__Exercise requirements__
1. In the guidelines, why should no comment be written when the reason behind a piece of code is obvious?
2. Copy the guidelines word for word, from "Is the WHY non-obvious?" up to and including "invariant or purpose.".

__Extract__

1. All blocking CI jobs green on main
   (lint, test ×3, telemetry, governance-gate, acceptance p0/p1/all, package, pip-audit, codeql)

2. Manual checks
   ├── docs/acceptance.md count matches --collect-only
   ├── CHANGELOG.md ## Unreleased promoted to [VERSION] — DATE
   ├── pyproject.toml version updated
   └── Zero Dependabot alerts CVSS ≥ 7.0

3. Security changelog entry? → 2 reviewer approvals required.
   MAJOR bump? → ADR must be Accepted status.

4. git tag -s vX.Y.Z && git push --tags
   → release.yml builds, publishes to PyPI, attests provenance.

5. Post-publish
   ├── pip install teaagent==X.Y.Z succeeds
   ├── GitHub Release created with changelog body
   └── gh attestation verify passes

"Should this go in a comment, a docstring, or nowhere?"

Is the WHY non-obvious?
(hidden constraint, subtle invariant, workaround for a specific bug,
 behaviour that would surprise a competent reader)
│
├── Yes → Write a short comment (1 line preferred, 2 max).
│         Do NOT reference the ticket, task, or caller.
│
└── No → Write nothing. The code names explain the what.
          If you feel the need to explain what the code does,
          rename the identifiers instead.

Is this a public class?
├── Yes → One-line docstring stating the invariant or purpose.
└── No → No docstring needed.

"Which test layer should I use?"

Can the behaviour be verified with in-process objects and a tempdir?
│
├── Yes → Unit test in tests/test_*.py
│
└── No → Does it require a real database or real filesystem interaction
           across process boundaries?
           │
           ├── Yes → Integration test in tests/integration/
           │
           └── No → Does it correspond to a documented acceptance flow?
                     ├── Yes → Acceptance test in tests/acceptance/test_*_flow.py
                     │         (add row to docs/acceptance.md)
                     └── No → End-to-end in tests/e2e/

Security invariants (path confinement, classifier, approval gating)?
→ Property tests with @pytest.mark.parametrize, not example-only.

Regression for a fixed bug?
→ tests/regression/test_*.py with a comment naming the failure mode.

"Do I need an ADR?"

Does the change affect any of these?
- Tool governance (registration, schema, destructive flag)
- Audit event shapes or audit level semantics
- Permission modes or approval gate contract
- MCP, ACP, A2A, or ANP wire formats
- OAuth or DPoP authentication behaviour
- Code Mode sandbox or execution backend
- Async-from-sync bridging pattern
- Concurrency model (locks, executor strategy)

├── Yes → ADR required. Create docs/adr/NNNN-short-title.md.
│         Status: Proposed → get review → Status: Accepted → implement.
│
└── No → No ADR needed. Standard PR review is sufficient.

Ownership and sign-off

Area Who reviews
Harness core (runner/, policy.py, audit.py) Any maintainer
Security (threat surface changes) Two reviewers, at least one with security background
OAuth / MCP transport Maintainer familiar with docs/adr/0004-oauth-dpop.md
Release tag Maintainer only (requires GPG-signed tag)
ADR acceptance Two maintainers

There is no dedicated security team at this project stage. Security-sensitive PRs are flagged by the security/ branch prefix and the ### Security changelog tag, which triggers the two-reviewer requirement.

__Raw data__

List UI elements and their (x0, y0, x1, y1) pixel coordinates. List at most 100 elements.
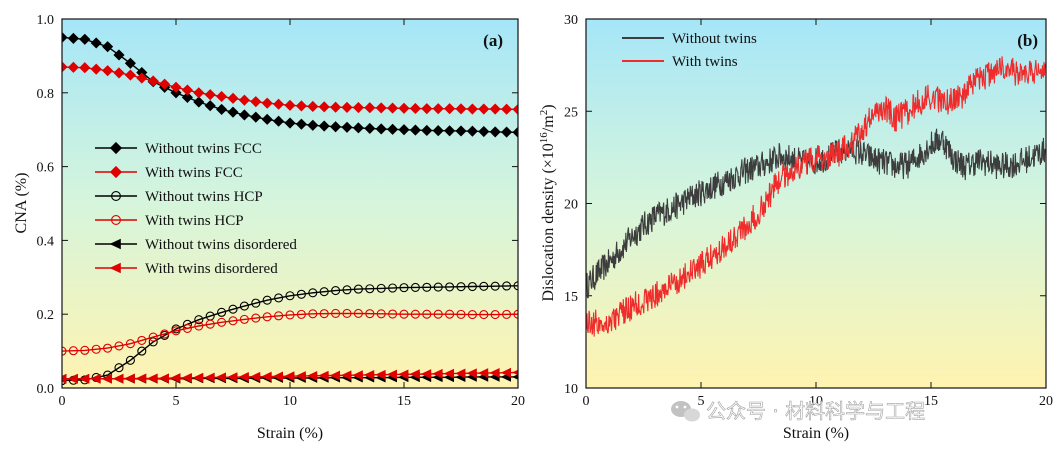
y-tick-label: 15 (564, 290, 578, 305)
data-point (308, 309, 318, 319)
data-point (113, 67, 125, 79)
data-point (148, 332, 158, 342)
data-point (204, 372, 215, 383)
data-point (284, 99, 296, 111)
data-point (445, 309, 455, 319)
data-point (500, 367, 512, 378)
data-point (273, 115, 285, 127)
data-point (227, 92, 239, 104)
data-point (432, 103, 444, 115)
data-point (91, 344, 101, 354)
data-point (502, 281, 512, 291)
data-point (262, 312, 272, 322)
data-point (375, 369, 386, 380)
x-tick-label: 20 (511, 394, 525, 409)
panel-a-x-axis-title: Strain (%) (257, 425, 323, 442)
series-with-twins-disordered (62, 367, 518, 384)
data-point (262, 295, 272, 305)
legend-item: Without twins disordered (95, 237, 297, 253)
data-point (502, 309, 512, 319)
data-point (444, 125, 456, 137)
data-point (228, 316, 238, 326)
data-point (251, 298, 261, 308)
y-tick-label: 0.2 (37, 308, 55, 323)
data-point (90, 37, 102, 49)
data-point (227, 106, 239, 118)
data-point (101, 373, 112, 384)
x-tick-label: 5 (698, 394, 705, 409)
data-point (306, 370, 318, 381)
data-point (398, 369, 409, 380)
panel-b-legend: Without twins With twins (622, 31, 757, 70)
data-point (205, 319, 215, 329)
panel-b-frame (585, 18, 1047, 389)
data-point (62, 61, 68, 73)
data-point (124, 69, 136, 81)
data-point (114, 363, 124, 373)
data-point (194, 315, 204, 325)
data-point (261, 97, 273, 109)
data-point (170, 81, 182, 93)
data-point (109, 262, 121, 274)
data-point (193, 87, 205, 99)
data-point (467, 310, 477, 320)
data-point (422, 309, 432, 319)
data-point (67, 61, 79, 73)
data-point (181, 84, 193, 96)
data-point (479, 281, 489, 291)
data-point (62, 31, 68, 44)
data-point (238, 94, 250, 106)
data-point (274, 293, 284, 303)
data-point (375, 123, 387, 135)
data-point (204, 100, 216, 112)
data-point (111, 215, 121, 225)
data-point (443, 368, 455, 379)
data-point (113, 49, 125, 61)
data-point (125, 339, 135, 349)
legend-label: Without twins FCC (145, 141, 262, 157)
x-tick-label: 5 (173, 394, 180, 409)
panel-b-chart: 0 5 10 15 20 10 15 20 25 30 (b) Strain (%) Disloc… (538, 13, 1053, 442)
data-point (216, 90, 228, 103)
data-point (456, 282, 466, 292)
data-point (466, 103, 478, 115)
data-point (170, 373, 181, 383)
data-point (135, 373, 147, 384)
data-point (388, 283, 398, 293)
data-point (111, 191, 121, 201)
data-point (261, 371, 272, 382)
series-with-twins-fcc (62, 61, 518, 115)
data-point (330, 121, 342, 133)
legend-item: With twins disordered (95, 261, 278, 277)
data-point (478, 125, 490, 138)
data-point (261, 113, 273, 125)
data-point (192, 372, 204, 383)
data-point (67, 32, 79, 44)
data-point (329, 370, 341, 381)
data-point (147, 75, 159, 87)
data-point (90, 63, 102, 75)
legend-label: Without twins disordered (145, 237, 297, 253)
data-point (433, 309, 443, 319)
data-point (295, 100, 307, 112)
data-point (512, 126, 518, 138)
data-point (109, 165, 123, 179)
data-point (102, 41, 114, 53)
panel-a-series-group (62, 31, 518, 386)
legend-item: Without twins FCC (95, 141, 262, 157)
data-point (399, 283, 409, 293)
panel-a-chart: 0 5 10 15 20 0.0 0.2 0.4 0.6 0.8 1.0 (a) Strain (%… (13, 13, 525, 442)
data-point (352, 101, 364, 114)
data-point (274, 311, 284, 321)
data-point (308, 288, 318, 298)
data-point (456, 309, 466, 319)
panel-b-y-axis-title: Dislocation density (×1016/m2) (538, 104, 557, 301)
data-point (171, 326, 181, 336)
legend-label: Without twins HCP (145, 189, 263, 205)
data-point (136, 72, 148, 84)
data-point (217, 307, 227, 317)
data-point (513, 309, 518, 319)
y-tick-label: 10 (564, 382, 578, 397)
data-point (376, 283, 386, 293)
data-point (353, 308, 363, 319)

__Responses__
1. The code's names already explain what it does. If you feel the need to explain what the code does, you should rename the identifiers instead of adding a comment.

2.
Is the WHY non-obvious?
(hidden constraint, subtle invariant, workaround for a specific bug,
 behaviour that would surprise a competent reader)
│
├── Yes → Write a short comment (1 line preferred, 2 max).
│         Do NOT reference the ticket, task, or caller.
│
└── No → Write nothing. The code names explain the what.
          If you feel the need to explain what the code does,
          rename the identifiers instead.

Is this a public class?
├── Yes → One-line docstring stating the invariant or purpose.